Start of DATA LINES

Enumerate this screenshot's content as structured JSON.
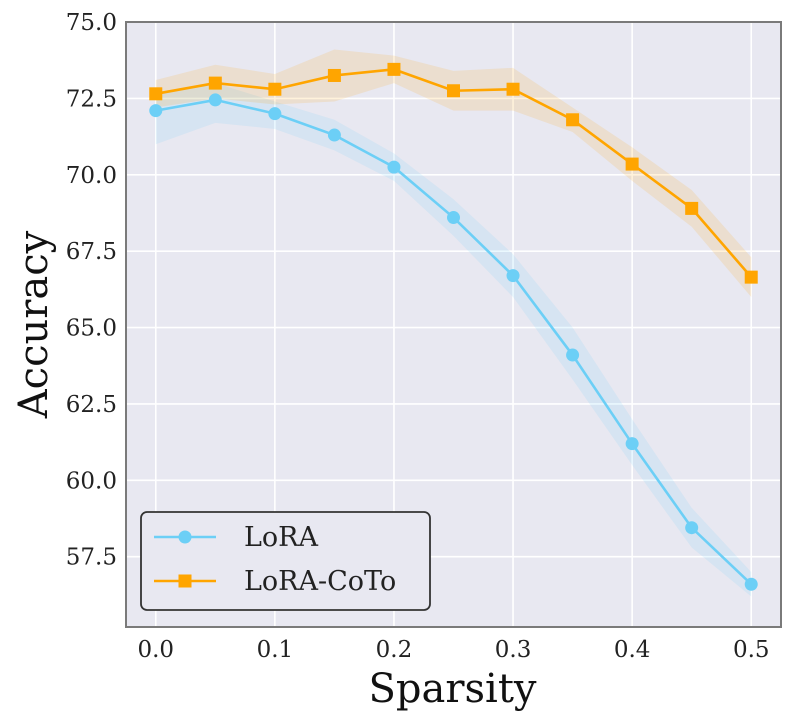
{
  "chart_data": {
    "type": "line",
    "title": "",
    "xlabel": "Sparsity",
    "ylabel": "Accuracy",
    "x": [
      0.0,
      0.05,
      0.1,
      0.15,
      0.2,
      0.25,
      0.3,
      0.35,
      0.4,
      0.45,
      0.5
    ],
    "xlim": [
      -0.025,
      0.525
    ],
    "ylim": [
      55.2,
      75.0
    ],
    "xticks": [
      0.0,
      0.1,
      0.2,
      0.3,
      0.4,
      0.5
    ],
    "xtick_labels": [
      "0.0",
      "0.1",
      "0.2",
      "0.3",
      "0.4",
      "0.5"
    ],
    "yticks": [
      57.5,
      60.0,
      62.5,
      65.0,
      67.5,
      70.0,
      72.5,
      75.0
    ],
    "ytick_labels": [
      "57.5",
      "60.0",
      "62.5",
      "65.0",
      "67.5",
      "70.0",
      "72.5",
      "75.0"
    ],
    "grid": true,
    "legend_position": "lower-left",
    "background_color": "#e8e8f1",
    "series": [
      {
        "name": "LoRA",
        "color": "#6ccff6",
        "marker": "circle",
        "values": [
          72.1,
          72.45,
          72.0,
          71.3,
          70.25,
          68.6,
          66.7,
          64.1,
          61.2,
          58.45,
          56.6
        ],
        "band_lower": [
          71.0,
          71.7,
          71.5,
          70.8,
          69.8,
          68.0,
          66.0,
          63.3,
          60.5,
          57.8,
          56.2
        ],
        "band_upper": [
          72.7,
          73.0,
          72.4,
          71.8,
          70.7,
          69.2,
          67.4,
          65.0,
          62.0,
          59.1,
          57.0
        ]
      },
      {
        "name": "LoRA-CoTo",
        "color": "#ffa500",
        "marker": "square",
        "values": [
          72.65,
          73.0,
          72.8,
          73.25,
          73.45,
          72.75,
          72.8,
          71.8,
          70.35,
          68.9,
          66.65
        ],
        "band_lower": [
          72.2,
          72.5,
          72.3,
          72.4,
          73.0,
          72.1,
          72.1,
          71.4,
          69.8,
          68.3,
          66.0
        ],
        "band_upper": [
          73.1,
          73.6,
          73.3,
          74.1,
          73.9,
          73.4,
          73.5,
          72.2,
          70.9,
          69.5,
          67.3
        ]
      }
    ]
  }
}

End of DATA LINES

» TASK
Set the pictures aside and transcribe the data above exactly.

» OUTPUT BELOW
Enumerate this screenshot's content as structured JSON.
{
  "chart_data": {
    "type": "line",
    "title": "",
    "xlabel": "Sparsity",
    "ylabel": "Accuracy",
    "x": [
      0.0,
      0.05,
      0.1,
      0.15,
      0.2,
      0.25,
      0.3,
      0.35,
      0.4,
      0.45,
      0.5
    ],
    "xlim": [
      -0.025,
      0.525
    ],
    "ylim": [
      55.2,
      75.0
    ],
    "xticks": [
      0.0,
      0.1,
      0.2,
      0.3,
      0.4,
      0.5
    ],
    "xtick_labels": [
      "0.0",
      "0.1",
      "0.2",
      "0.3",
      "0.4",
      "0.5"
    ],
    "yticks": [
      57.5,
      60.0,
      62.5,
      65.0,
      67.5,
      70.0,
      72.5,
      75.0
    ],
    "ytick_labels": [
      "57.5",
      "60.0",
      "62.5",
      "65.0",
      "67.5",
      "70.0",
      "72.5",
      "75.0"
    ],
    "grid": true,
    "legend_position": "lower-left",
    "background_color": "#e8e8f1",
    "series": [
      {
        "name": "LoRA",
        "color": "#6ccff6",
        "marker": "circle",
        "values": [
          72.1,
          72.45,
          72.0,
          71.3,
          70.25,
          68.6,
          66.7,
          64.1,
          61.2,
          58.45,
          56.6
        ],
        "band_lower": [
          71.0,
          71.7,
          71.5,
          70.8,
          69.8,
          68.0,
          66.0,
          63.3,
          60.5,
          57.8,
          56.2
        ],
        "band_upper": [
          72.7,
          73.0,
          72.4,
          71.8,
          70.7,
          69.2,
          67.4,
          65.0,
          62.0,
          59.1,
          57.0
        ]
      },
      {
        "name": "LoRA-CoTo",
        "color": "#ffa500",
        "marker": "square",
        "values": [
          72.65,
          73.0,
          72.8,
          73.25,
          73.45,
          72.75,
          72.8,
          71.8,
          70.35,
          68.9,
          66.65
        ],
        "band_lower": [
          72.2,
          72.5,
          72.3,
          72.4,
          73.0,
          72.1,
          72.1,
          71.4,
          69.8,
          68.3,
          66.0
        ],
        "band_upper": [
          73.1,
          73.6,
          73.3,
          74.1,
          73.9,
          73.4,
          73.5,
          72.2,
          70.9,
          69.5,
          67.3
        ]
      }
    ]
  }
}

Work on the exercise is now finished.